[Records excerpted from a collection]

# # # #

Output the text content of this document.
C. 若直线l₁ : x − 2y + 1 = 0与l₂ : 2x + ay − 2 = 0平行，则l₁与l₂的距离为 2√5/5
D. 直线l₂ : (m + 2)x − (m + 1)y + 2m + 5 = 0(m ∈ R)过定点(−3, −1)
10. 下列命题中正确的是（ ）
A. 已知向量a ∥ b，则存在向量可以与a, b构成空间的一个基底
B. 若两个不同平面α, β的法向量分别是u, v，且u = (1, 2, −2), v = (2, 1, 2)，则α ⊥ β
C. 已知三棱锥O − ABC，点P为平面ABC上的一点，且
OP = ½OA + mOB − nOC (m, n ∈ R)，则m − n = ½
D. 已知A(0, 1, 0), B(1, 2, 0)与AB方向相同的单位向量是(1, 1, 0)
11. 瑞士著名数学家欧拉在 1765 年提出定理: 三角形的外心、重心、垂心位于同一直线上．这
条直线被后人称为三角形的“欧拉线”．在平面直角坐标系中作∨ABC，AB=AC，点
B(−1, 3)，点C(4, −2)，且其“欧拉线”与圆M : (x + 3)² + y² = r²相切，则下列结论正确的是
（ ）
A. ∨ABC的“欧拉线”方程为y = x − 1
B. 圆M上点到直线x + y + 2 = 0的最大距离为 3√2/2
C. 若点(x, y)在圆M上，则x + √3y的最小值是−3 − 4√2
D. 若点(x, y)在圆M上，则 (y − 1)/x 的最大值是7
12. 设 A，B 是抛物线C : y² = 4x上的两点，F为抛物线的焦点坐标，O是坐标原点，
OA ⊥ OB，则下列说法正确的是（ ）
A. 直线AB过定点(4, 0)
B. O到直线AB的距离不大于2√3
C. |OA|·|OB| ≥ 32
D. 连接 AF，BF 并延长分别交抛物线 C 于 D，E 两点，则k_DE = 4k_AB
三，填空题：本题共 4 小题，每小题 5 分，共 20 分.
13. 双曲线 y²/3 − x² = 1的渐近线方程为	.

# # # #

◆ Task instructions:
Set down each entry again, unchanged.

◆ Expected answer:
Output the text content of this document.
C. 若直线l₁ : x − 2y + 1 = 0与l₂ : 2x + ay − 2 = 0平行，则l₁与l₂的距离为 2√5/5
D. 直线l₂ : (m + 2)x − (m + 1)y + 2m + 5 = 0(m ∈ R)过定点(−3, −1)
10. 下列命题中正确的是（ ）
A. 已知向量a ∥ b，则存在向量可以与a, b构成空间的一个基底
B. 若两个不同平面α, β的法向量分别是u, v，且u = (1, 2, −2), v = (2, 1, 2)，则α ⊥ β
C. 已知三棱锥O − ABC，点P为平面ABC上的一点，且
OP = ½OA + mOB − nOC (m, n ∈ R)，则m − n = ½
D. 已知A(0, 1, 0), B(1, 2, 0)与AB方向相同的单位向量是(1, 1, 0)
11. 瑞士著名数学家欧拉在 1765 年提出定理: 三角形的外心、重心、垂心位于同一直线上．这
条直线被后人称为三角形的“欧拉线”．在平面直角坐标系中作∨ABC，AB=AC，点
B(−1, 3)，点C(4, −2)，且其“欧拉线”与圆M : (x + 3)² + y² = r²相切，则下列结论正确的是
（ ）
A. ∨ABC的“欧拉线”方程为y = x − 1
B. 圆M上点到直线x + y + 2 = 0的最大距离为 3√2/2
C. 若点(x, y)在圆M上，则x + √3y的最小值是−3 − 4√2
D. 若点(x, y)在圆M上，则 (y − 1)/x 的最大值是7
12. 设 A，B 是抛物线C : y² = 4x上的两点，F为抛物线的焦点坐标，O是坐标原点，
OA ⊥ OB，则下列说法正确的是（ ）
A. 直线AB过定点(4, 0)
B. O到直线AB的距离不大于2√3
C. |OA|·|OB| ≥ 32
D. 连接 AF，BF 并延长分别交抛物线 C 于 D，E 两点，则k_DE = 4k_AB
三，填空题：本题共 4 小题，每小题 5 分，共 20 分.
13. 双曲线 y²/3 − x² = 1的渐近线方程为	.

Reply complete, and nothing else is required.